>> begin Excerpted records

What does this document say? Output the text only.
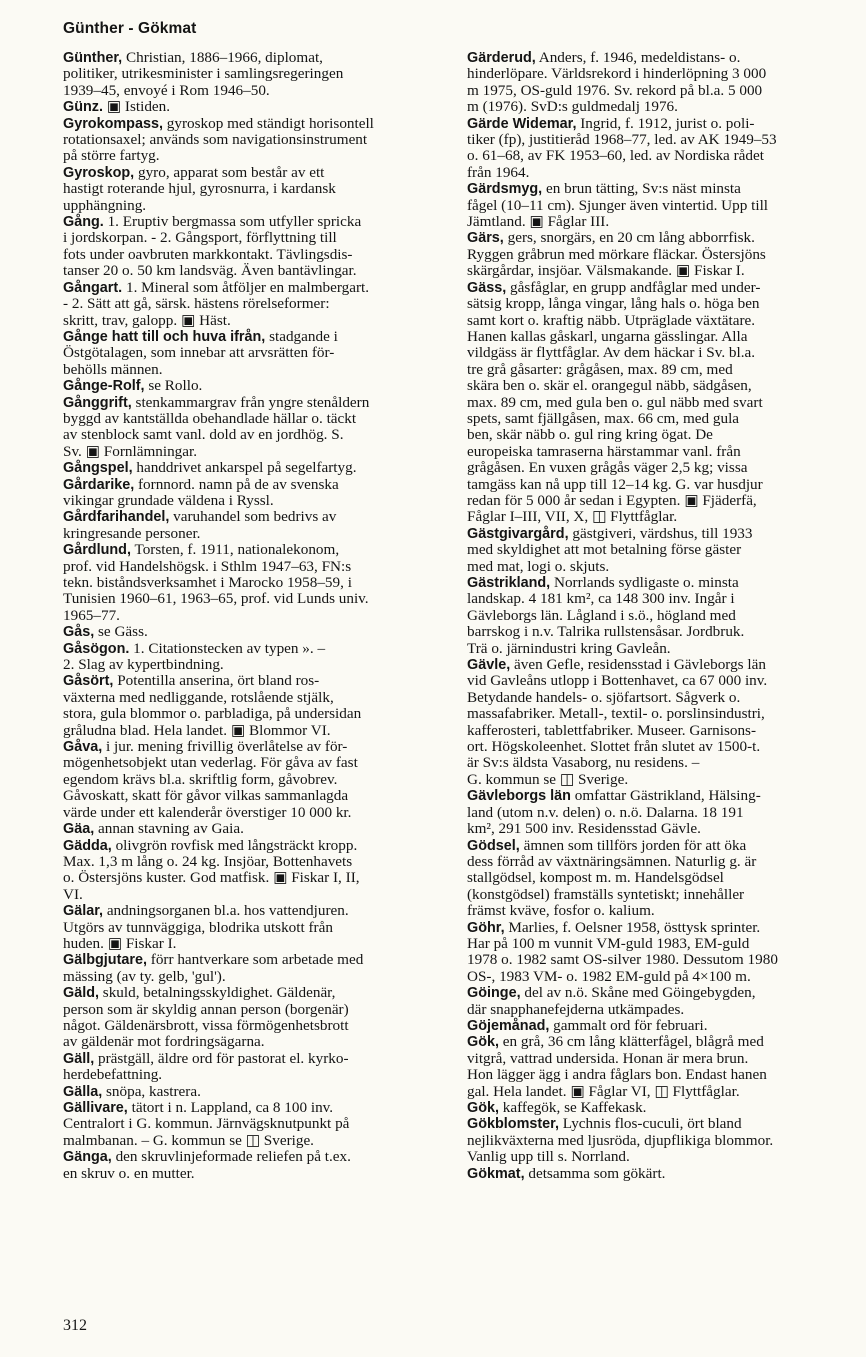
Günther - Gökmat

Günther, Christian, 1886–1966, diplomat,
politiker, utrikesminister i samlingsregeringen
1939–45, envoyé i Rom 1946–50.

Günz. ▣ Istiden.

Gyrokompass, gyroskop med ständigt horisontell
rotationsaxel; används som navigationsinstrument
på större fartyg.

Gyroskop, gyro, apparat som består av ett
hastigt roterande hjul, gyrosnurra, i kardansk
upphängning.

Gång. 1. Eruptiv bergmassa som utfyller spricka
i jordskorpan. - 2. Gångsport, förflyttning till
fots under oavbruten markkontakt. Tävlingsdis-
tanser 20 o. 50 km landsväg. Även bantävlingar.

Gångart. 1. Mineral som åtföljer en malmbergart.
- 2. Sätt att gå, särsk. hästens rörelseformer:
skritt, trav, galopp. ▣ Häst.

Gånge hatt till och huva ifrån, stadgande i
Östgötalagen, som innebar att arvsrätten för-
behölls männen.

Gånge-Rolf, se Rollo.

Gånggrift, stenkammargrav från yngre stenåldern
byggd av kantställda obehandlade hällar o. täckt
av stenblock samt vanl. dold av en jordhög. S.
Sv. ▣ Fornlämningar.

Gångspel, handdrivet ankarspel på segelfartyg.

Gårdarike, fornnord. namn på de av svenska
vikingar grundade väldena i Ryssl.

Gårdfarihandel, varuhandel som bedrivs av
kringresande personer.

Gårdlund, Torsten, f. 1911, nationalekonom,
prof. vid Handelshögsk. i Sthlm 1947–63, FN:s
tekn. biståndsverksamhet i Marocko 1958–59, i
Tunisien 1960–61, 1963–65, prof. vid Lunds univ.
1965–77.

Gås, se Gäss.

Gåsögon. 1. Citationstecken av typen ». –
2. Slag av kypertbindning.

Gåsört, Potentilla anserina, ört bland ros-
växterna med nedliggande, rotslående stjälk,
stora, gula blommor o. parbladiga, på undersidan
gråludna blad. Hela landet. ▣ Blommor VI.

Gåva, i jur. mening frivillig överlåtelse av för-
mögenhetsobjekt utan vederlag. För gåva av fast
egendom krävs bl.a. skriftlig form, gåvobrev.
Gåvoskatt, skatt för gåvor vilkas sammanlagda
värde under ett kalenderår överstiger 10 000 kr.

Gäa, annan stavning av Gaia.

Gädda, olivgrön rovfisk med långsträckt kropp.
Max. 1,3 m lång o. 24 kg. Insjöar, Bottenhavets
o. Östersjöns kuster. God matfisk. ▣ Fiskar I, II,
VI.

Gälar, andningsorganen bl.a. hos vattendjuren.
Utgörs av tunnväggiga, blodrika utskott från
huden. ▣ Fiskar I.

Gälbgjutare, förr hantverkare som arbetade med
mässing (av ty. gelb, 'gul').

Gäld, skuld, betalningsskyldighet. Gäldenär,
person som är skyldig annan person (borgenär)
något. Gäldenärsbrott, vissa förmögenhetsbrott
av gäldenär mot fordringsägarna.

Gäll, prästgäll, äldre ord för pastorat el. kyrko-
herdebefattning.

Gälla, snöpa, kastrera.

Gällivare, tätort i n. Lappland, ca 8 100 inv.
Centralort i G. kommun. Järnvägsknutpunkt på
malmbanan. – G. kommun se ◫ Sverige.

Gänga, den skruvlinjeformade reliefen på t.ex.
en skruv o. en mutter.

Gärderud, Anders, f. 1946, medeldistans- o.
hinderlöpare. Världsrekord i hinderlöpning 3 000
m 1975, OS-guld 1976. Sv. rekord på bl.a. 5 000
m (1976). SvD:s guldmedalj 1976.

Gärde Widemar, Ingrid, f. 1912, jurist o. poli-
tiker (fp), justitieråd 1968–77, led. av AK 1949–53
o. 61–68, av FK 1953–60, led. av Nordiska rådet
från 1964.

Gärdsmyg, en brun tätting, Sv:s näst minsta
fågel (10–11 cm). Sjunger även vintertid. Upp till
Jämtland. ▣ Fåglar III.

Gärs, gers, snorgärs, en 20 cm lång abborrfisk.
Ryggen gråbrun med mörkare fläckar. Östersjöns
skärgårdar, insjöar. Välsmakande. ▣ Fiskar I.

Gäss, gåsfåglar, en grupp andfåglar med under-
sätsig kropp, långa vingar, lång hals o. höga ben
samt kort o. kraftig näbb. Utpräglade växtätare.
Hanen kallas gåskarl, ungarna gässlingar. Alla
vildgäss är flyttfåglar. Av dem häckar i Sv. bl.a.
tre grå gåsarter: grågåsen, max. 89 cm, med
skära ben o. skär el. orangegul näbb, sädgåsen,
max. 89 cm, med gula ben o. gul näbb med svart
spets, samt fjällgåsen, max. 66 cm, med gula
ben, skär näbb o. gul ring kring ögat. De
europeiska tamraserna härstammar vanl. från
grågåsen. En vuxen grågås väger 2,5 kg; vissa
tamgäss kan nå upp till 12–14 kg. G. var husdjur
redan för 5 000 år sedan i Egypten. ▣ Fjäderfä,
Fåglar I–III, VII, X, ◫ Flyttfåglar.

Gästgivargård, gästgiveri, värdshus, till 1933
med skyldighet att mot betalning förse gäster
med mat, logi o. skjuts.

Gästrikland, Norrlands sydligaste o. minsta
landskap. 4 181 km², ca 148 300 inv. Ingår i
Gävleborgs län. Lågland i s.ö., högland med
barrskog i n.v. Talrika rullstensåsar. Jordbruk.
Trä o. järnindustri kring Gavleån.

Gävle, även Gefle, residensstad i Gävleborgs län
vid Gavleåns utlopp i Bottenhavet, ca 67 000 inv.
Betydande handels- o. sjöfartsort. Sågverk o.
massafabriker. Metall-, textil- o. porslinsindustri,
kafferosteri, tablettfabriker. Museer. Garnisons-
ort. Högskoleenhet. Slottet från slutet av 1500-t.
är Sv:s äldsta Vasaborg, nu residens. –
G. kommun se ◫ Sverige.

Gävleborgs län omfattar Gästrikland, Hälsing-
land (utom n.v. delen) o. n.ö. Dalarna. 18 191
km², 291 500 inv. Residensstad Gävle.

Gödsel, ämnen som tillförs jorden för att öka
dess förråd av växtnäringsämnen. Naturlig g. är
stallgödsel, kompost m. m. Handelsgödsel
(konstgödsel) framställs syntetiskt; innehåller
främst kväve, fosfor o. kalium.

Göhr, Marlies, f. Oelsner 1958, östtysk sprinter.
Har på 100 m vunnit VM-guld 1983, EM-guld
1978 o. 1982 samt OS-silver 1980. Dessutom 1980
OS-, 1983 VM- o. 1982 EM-guld på 4×100 m.

Göinge, del av n.ö. Skåne med Göingebygden,
där snapphanefejderna utkämpades.

Göjemånad, gammalt ord för februari.

Gök, en grå, 36 cm lång klätterfågel, blågrå med
vitgrå, vattrad undersida. Honan är mera brun.
Hon lägger ägg i andra fåglars bon. Endast hanen
gal. Hela landet. ▣ Fåglar VI, ◫ Flyttfåglar.

Gök, kaffegök, se Kaffekask.

Gökblomster, Lychnis flos-cuculi, ört bland
nejlikväxterna med ljusröda, djupflikiga blommor.
Vanlig upp till s. Norrland.

Gökmat, detsamma som gökärt.

312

>> end Excerpted records

■ **What is required**
Leave the images out, please, and restate each line word for word.

■ **Solution to the exercise**
What does this document say? Output the text only.
Günther - Gökmat

Günther, Christian, 1886–1966, diplomat,
politiker, utrikesminister i samlingsregeringen
1939–45, envoyé i Rom 1946–50.

Günz. ▣ Istiden.

Gyrokompass, gyroskop med ständigt horisontell
rotationsaxel; används som navigationsinstrument
på större fartyg.

Gyroskop, gyro, apparat som består av ett
hastigt roterande hjul, gyrosnurra, i kardansk
upphängning.

Gång. 1. Eruptiv bergmassa som utfyller spricka
i jordskorpan. - 2. Gångsport, förflyttning till
fots under oavbruten markkontakt. Tävlingsdis-
tanser 20 o. 50 km landsväg. Även bantävlingar.

Gångart. 1. Mineral som åtföljer en malmbergart.
- 2. Sätt att gå, särsk. hästens rörelseformer:
skritt, trav, galopp. ▣ Häst.

Gånge hatt till och huva ifrån, stadgande i
Östgötalagen, som innebar att arvsrätten för-
behölls männen.

Gånge-Rolf, se Rollo.

Gånggrift, stenkammargrav från yngre stenåldern
byggd av kantställda obehandlade hällar o. täckt
av stenblock samt vanl. dold av en jordhög. S.
Sv. ▣ Fornlämningar.

Gångspel, handdrivet ankarspel på segelfartyg.

Gårdarike, fornnord. namn på de av svenska
vikingar grundade väldena i Ryssl.

Gårdfarihandel, varuhandel som bedrivs av
kringresande personer.

Gårdlund, Torsten, f. 1911, nationalekonom,
prof. vid Handelshögsk. i Sthlm 1947–63, FN:s
tekn. biståndsverksamhet i Marocko 1958–59, i
Tunisien 1960–61, 1963–65, prof. vid Lunds univ.
1965–77.

Gås, se Gäss.

Gåsögon. 1. Citationstecken av typen ». –
2. Slag av kypertbindning.

Gåsört, Potentilla anserina, ört bland ros-
växterna med nedliggande, rotslående stjälk,
stora, gula blommor o. parbladiga, på undersidan
gråludna blad. Hela landet. ▣ Blommor VI.

Gåva, i jur. mening frivillig överlåtelse av för-
mögenhetsobjekt utan vederlag. För gåva av fast
egendom krävs bl.a. skriftlig form, gåvobrev.
Gåvoskatt, skatt för gåvor vilkas sammanlagda
värde under ett kalenderår överstiger 10 000 kr.

Gäa, annan stavning av Gaia.

Gädda, olivgrön rovfisk med långsträckt kropp.
Max. 1,3 m lång o. 24 kg. Insjöar, Bottenhavets
o. Östersjöns kuster. God matfisk. ▣ Fiskar I, II,
VI.

Gälar, andningsorganen bl.a. hos vattendjuren.
Utgörs av tunnväggiga, blodrika utskott från
huden. ▣ Fiskar I.

Gälbgjutare, förr hantverkare som arbetade med
mässing (av ty. gelb, 'gul').

Gäld, skuld, betalningsskyldighet. Gäldenär,
person som är skyldig annan person (borgenär)
något. Gäldenärsbrott, vissa förmögenhetsbrott
av gäldenär mot fordringsägarna.

Gäll, prästgäll, äldre ord för pastorat el. kyrko-
herdebefattning.

Gälla, snöpa, kastrera.

Gällivare, tätort i n. Lappland, ca 8 100 inv.
Centralort i G. kommun. Järnvägsknutpunkt på
malmbanan. – G. kommun se ◫ Sverige.

Gänga, den skruvlinjeformade reliefen på t.ex.
en skruv o. en mutter.

Gärderud, Anders, f. 1946, medeldistans- o.
hinderlöpare. Världsrekord i hinderlöpning 3 000
m 1975, OS-guld 1976. Sv. rekord på bl.a. 5 000
m (1976). SvD:s guldmedalj 1976.

Gärde Widemar, Ingrid, f. 1912, jurist o. poli-
tiker (fp), justitieråd 1968–77, led. av AK 1949–53
o. 61–68, av FK 1953–60, led. av Nordiska rådet
från 1964.

Gärdsmyg, en brun tätting, Sv:s näst minsta
fågel (10–11 cm). Sjunger även vintertid. Upp till
Jämtland. ▣ Fåglar III.

Gärs, gers, snorgärs, en 20 cm lång abborrfisk.
Ryggen gråbrun med mörkare fläckar. Östersjöns
skärgårdar, insjöar. Välsmakande. ▣ Fiskar I.

Gäss, gåsfåglar, en grupp andfåglar med under-
sätsig kropp, långa vingar, lång hals o. höga ben
samt kort o. kraftig näbb. Utpräglade växtätare.
Hanen kallas gåskarl, ungarna gässlingar. Alla
vildgäss är flyttfåglar. Av dem häckar i Sv. bl.a.
tre grå gåsarter: grågåsen, max. 89 cm, med
skära ben o. skär el. orangegul näbb, sädgåsen,
max. 89 cm, med gula ben o. gul näbb med svart
spets, samt fjällgåsen, max. 66 cm, med gula
ben, skär näbb o. gul ring kring ögat. De
europeiska tamraserna härstammar vanl. från
grågåsen. En vuxen grågås väger 2,5 kg; vissa
tamgäss kan nå upp till 12–14 kg. G. var husdjur
redan för 5 000 år sedan i Egypten. ▣ Fjäderfä,
Fåglar I–III, VII, X, ◫ Flyttfåglar.

Gästgivargård, gästgiveri, värdshus, till 1933
med skyldighet att mot betalning förse gäster
med mat, logi o. skjuts.

Gästrikland, Norrlands sydligaste o. minsta
landskap. 4 181 km², ca 148 300 inv. Ingår i
Gävleborgs län. Lågland i s.ö., högland med
barrskog i n.v. Talrika rullstensåsar. Jordbruk.
Trä o. järnindustri kring Gavleån.

Gävle, även Gefle, residensstad i Gävleborgs län
vid Gavleåns utlopp i Bottenhavet, ca 67 000 inv.
Betydande handels- o. sjöfartsort. Sågverk o.
massafabriker. Metall-, textil- o. porslinsindustri,
kafferosteri, tablettfabriker. Museer. Garnisons-
ort. Högskoleenhet. Slottet från slutet av 1500-t.
är Sv:s äldsta Vasaborg, nu residens. –
G. kommun se ◫ Sverige.

Gävleborgs län omfattar Gästrikland, Hälsing-
land (utom n.v. delen) o. n.ö. Dalarna. 18 191
km², 291 500 inv. Residensstad Gävle.

Gödsel, ämnen som tillförs jorden för att öka
dess förråd av växtnäringsämnen. Naturlig g. är
stallgödsel, kompost m. m. Handelsgödsel
(konstgödsel) framställs syntetiskt; innehåller
främst kväve, fosfor o. kalium.

Göhr, Marlies, f. Oelsner 1958, östtysk sprinter.
Har på 100 m vunnit VM-guld 1983, EM-guld
1978 o. 1982 samt OS-silver 1980. Dessutom 1980
OS-, 1983 VM- o. 1982 EM-guld på 4×100 m.

Göinge, del av n.ö. Skåne med Göingebygden,
där snapphanefejderna utkämpades.

Göjemånad, gammalt ord för februari.

Gök, en grå, 36 cm lång klätterfågel, blågrå med
vitgrå, vattrad undersida. Honan är mera brun.
Hon lägger ägg i andra fåglars bon. Endast hanen
gal. Hela landet. ▣ Fåglar VI, ◫ Flyttfåglar.

Gök, kaffegök, se Kaffekask.

Gökblomster, Lychnis flos-cuculi, ört bland
nejlikväxterna med ljusröda, djupflikiga blommor.
Vanlig upp till s. Norrland.

Gökmat, detsamma som gökärt.

312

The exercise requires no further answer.